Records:
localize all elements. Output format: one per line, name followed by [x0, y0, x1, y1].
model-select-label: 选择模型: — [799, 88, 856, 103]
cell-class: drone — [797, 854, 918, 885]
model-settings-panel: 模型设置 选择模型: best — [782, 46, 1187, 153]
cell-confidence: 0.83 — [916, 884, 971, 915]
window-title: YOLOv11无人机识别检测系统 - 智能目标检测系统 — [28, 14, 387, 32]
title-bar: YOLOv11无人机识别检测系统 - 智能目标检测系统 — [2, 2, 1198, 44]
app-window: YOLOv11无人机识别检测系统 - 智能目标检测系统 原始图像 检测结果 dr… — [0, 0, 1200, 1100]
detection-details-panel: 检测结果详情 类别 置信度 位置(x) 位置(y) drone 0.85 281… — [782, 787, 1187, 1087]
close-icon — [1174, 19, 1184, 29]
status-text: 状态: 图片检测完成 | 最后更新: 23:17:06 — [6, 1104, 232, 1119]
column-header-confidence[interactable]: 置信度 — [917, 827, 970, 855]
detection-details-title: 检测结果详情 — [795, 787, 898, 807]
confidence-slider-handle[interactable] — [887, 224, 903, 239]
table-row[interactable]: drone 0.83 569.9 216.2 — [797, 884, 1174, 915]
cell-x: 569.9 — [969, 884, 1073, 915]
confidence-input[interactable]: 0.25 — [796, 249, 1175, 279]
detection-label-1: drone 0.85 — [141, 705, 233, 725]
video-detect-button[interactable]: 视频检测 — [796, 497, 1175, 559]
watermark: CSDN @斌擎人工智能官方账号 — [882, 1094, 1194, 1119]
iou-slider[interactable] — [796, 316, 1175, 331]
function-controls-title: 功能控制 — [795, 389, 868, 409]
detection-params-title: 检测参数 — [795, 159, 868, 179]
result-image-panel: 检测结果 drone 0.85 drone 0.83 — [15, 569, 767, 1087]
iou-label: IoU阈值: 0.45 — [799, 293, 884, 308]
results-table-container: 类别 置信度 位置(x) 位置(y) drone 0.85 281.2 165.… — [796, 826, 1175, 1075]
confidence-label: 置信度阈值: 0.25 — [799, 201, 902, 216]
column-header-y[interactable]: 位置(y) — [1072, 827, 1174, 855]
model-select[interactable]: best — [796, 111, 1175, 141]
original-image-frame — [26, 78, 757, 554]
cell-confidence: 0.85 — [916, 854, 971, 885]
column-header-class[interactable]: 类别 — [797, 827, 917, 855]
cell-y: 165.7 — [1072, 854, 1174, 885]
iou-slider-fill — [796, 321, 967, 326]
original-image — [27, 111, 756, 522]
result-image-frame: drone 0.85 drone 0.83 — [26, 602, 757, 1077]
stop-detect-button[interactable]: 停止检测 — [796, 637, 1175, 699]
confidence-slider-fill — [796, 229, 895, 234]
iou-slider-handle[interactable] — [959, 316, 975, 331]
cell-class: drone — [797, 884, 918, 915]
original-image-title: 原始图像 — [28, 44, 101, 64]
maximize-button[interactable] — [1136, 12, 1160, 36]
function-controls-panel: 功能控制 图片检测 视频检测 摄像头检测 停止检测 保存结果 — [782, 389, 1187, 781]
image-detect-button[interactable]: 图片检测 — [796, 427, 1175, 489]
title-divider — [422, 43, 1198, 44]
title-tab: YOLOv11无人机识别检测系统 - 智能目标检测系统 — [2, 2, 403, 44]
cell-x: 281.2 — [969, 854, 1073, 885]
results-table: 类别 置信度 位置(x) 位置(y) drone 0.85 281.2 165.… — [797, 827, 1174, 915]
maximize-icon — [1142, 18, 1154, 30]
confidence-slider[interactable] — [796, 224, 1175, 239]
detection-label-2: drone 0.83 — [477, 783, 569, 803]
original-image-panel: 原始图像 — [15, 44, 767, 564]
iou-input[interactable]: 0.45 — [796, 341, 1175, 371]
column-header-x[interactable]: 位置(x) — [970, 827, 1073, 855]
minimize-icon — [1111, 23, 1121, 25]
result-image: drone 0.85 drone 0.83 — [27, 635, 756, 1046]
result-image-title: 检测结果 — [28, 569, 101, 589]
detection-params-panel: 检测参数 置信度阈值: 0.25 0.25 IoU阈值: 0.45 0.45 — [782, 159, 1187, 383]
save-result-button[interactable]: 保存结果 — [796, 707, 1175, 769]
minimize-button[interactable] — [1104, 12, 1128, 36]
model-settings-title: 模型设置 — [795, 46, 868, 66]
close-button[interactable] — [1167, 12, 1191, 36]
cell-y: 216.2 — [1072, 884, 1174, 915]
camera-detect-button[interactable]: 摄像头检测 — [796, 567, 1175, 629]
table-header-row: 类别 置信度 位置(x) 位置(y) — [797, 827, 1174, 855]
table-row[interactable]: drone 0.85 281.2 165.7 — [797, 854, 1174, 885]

PROBLEM DESCRIPTION — Output the lines above as a JSON list of strings, one string per line, with blank lines omitted.

FINISHED ANSWER —
[
  "localize all elements. Output format: one per line, name followed by [x0, y0, x1, y1].",
  "model-select-label: 选择模型: — [799, 88, 856, 103]",
  "cell-class: drone — [797, 854, 918, 885]",
  "model-settings-panel: 模型设置 选择模型: best — [782, 46, 1187, 153]",
  "cell-confidence: 0.83 — [916, 884, 971, 915]",
  "window-title: YOLOv11无人机识别检测系统 - 智能目标检测系统 — [28, 14, 387, 32]",
  "title-bar: YOLOv11无人机识别检测系统 - 智能目标检测系统 — [2, 2, 1198, 44]",
  "app-window: YOLOv11无人机识别检测系统 - 智能目标检测系统 原始图像 检测结果 dr… — [0, 0, 1200, 1100]",
  "detection-details-panel: 检测结果详情 类别 置信度 位置(x) 位置(y) drone 0.85 281… — [782, 787, 1187, 1087]",
  "close-icon — [1174, 19, 1184, 29]",
  "status-text: 状态: 图片检测完成 | 最后更新: 23:17:06 — [6, 1104, 232, 1119]",
  "column-header-confidence[interactable]: 置信度 — [917, 827, 970, 855]",
  "detection-details-title: 检测结果详情 — [795, 787, 898, 807]",
  "confidence-slider-handle[interactable] — [887, 224, 903, 239]",
  "table-row[interactable]: drone 0.83 569.9 216.2 — [797, 884, 1174, 915]",
  "cell-x: 569.9 — [969, 884, 1073, 915]",
  "confidence-input[interactable]: 0.25 — [796, 249, 1175, 279]",
  "detection-label-1: drone 0.85 — [141, 705, 233, 725]",
  "video-detect-button[interactable]: 视频检测 — [796, 497, 1175, 559]",
  "watermark: CSDN @斌擎人工智能官方账号 — [882, 1094, 1194, 1119]",
  "iou-slider[interactable] — [796, 316, 1175, 331]",
  "function-controls-title: 功能控制 — [795, 389, 868, 409]",
  "detection-params-title: 检测参数 — [795, 159, 868, 179]",
  "result-image-panel: 检测结果 drone 0.85 drone 0.83 — [15, 569, 767, 1087]",
  "iou-label: IoU阈值: 0.45 — [799, 293, 884, 308]",
  "results-table-container: 类别 置信度 位置(x) 位置(y) drone 0.85 281.2 165.… — [796, 826, 1175, 1075]",
  "confidence-label: 置信度阈值: 0.25 — [799, 201, 902, 216]",
  "column-header-y[interactable]: 位置(y) — [1072, 827, 1174, 855]",
  "model-select[interactable]: best — [796, 111, 1175, 141]",
  "original-image-frame — [26, 78, 757, 554]",
  "cell-confidence: 0.85 — [916, 854, 971, 885]",
  "column-header-class[interactable]: 类别 — [797, 827, 917, 855]",
  "cell-y: 165.7 — [1072, 854, 1174, 885]",
  "iou-slider-fill — [796, 321, 967, 326]",
  "original-image — [27, 111, 756, 522]",
  "result-image-frame: drone 0.85 drone 0.83 — [26, 602, 757, 1077]",
  "stop-detect-button[interactable]: 停止检测 — [796, 637, 1175, 699]",
  "confidence-slider-fill — [796, 229, 895, 234]",
  "iou-slider-handle[interactable] — [959, 316, 975, 331]",
  "cell-class: drone — [797, 884, 918, 915]",
  "original-image-title: 原始图像 — [28, 44, 101, 64]",
  "maximize-button[interactable] — [1136, 12, 1160, 36]",
  "function-controls-panel: 功能控制 图片检测 视频检测 摄像头检测 停止检测 保存结果 — [782, 389, 1187, 781]",
  "image-detect-button[interactable]: 图片检测 — [796, 427, 1175, 489]",
  "title-divider — [422, 43, 1198, 44]",
  "title-tab: YOLOv11无人机识别检测系统 - 智能目标检测系统 — [2, 2, 403, 44]",
  "cell-x: 281.2 — [969, 854, 1073, 885]",
  "results-table: 类别 置信度 位置(x) 位置(y) drone 0.85 281.2 165.… — [797, 827, 1174, 915]",
  "maximize-icon — [1142, 18, 1154, 30]",
  "confidence-slider[interactable] — [796, 224, 1175, 239]",
  "detection-label-2: drone 0.83 — [477, 783, 569, 803]",
  "original-image-panel: 原始图像 — [15, 44, 767, 564]",
  "iou-input[interactable]: 0.45 — [796, 341, 1175, 371]",
  "column-header-x[interactable]: 位置(x) — [970, 827, 1073, 855]",
  "minimize-icon — [1111, 23, 1121, 25]",
  "result-image: drone 0.85 drone 0.83 — [27, 635, 756, 1046]",
  "result-image-title: 检测结果 — [28, 569, 101, 589]",
  "detection-params-panel: 检测参数 置信度阈值: 0.25 0.25 IoU阈值: 0.45 0.45 — [782, 159, 1187, 383]",
  "save-result-button[interactable]: 保存结果 — [796, 707, 1175, 769]",
  "minimize-button[interactable] — [1104, 12, 1128, 36]",
  "model-settings-title: 模型设置 — [795, 46, 868, 66]",
  "close-button[interactable] — [1167, 12, 1191, 36]",
  "cell-y: 216.2 — [1072, 884, 1174, 915]",
  "camera-detect-button[interactable]: 摄像头检测 — [796, 567, 1175, 629]",
  "table-header-row: 类别 置信度 位置(x) 位置(y) — [797, 827, 1174, 855]",
  "table-row[interactable]: drone 0.85 281.2 165.7 — [797, 854, 1174, 885]"
]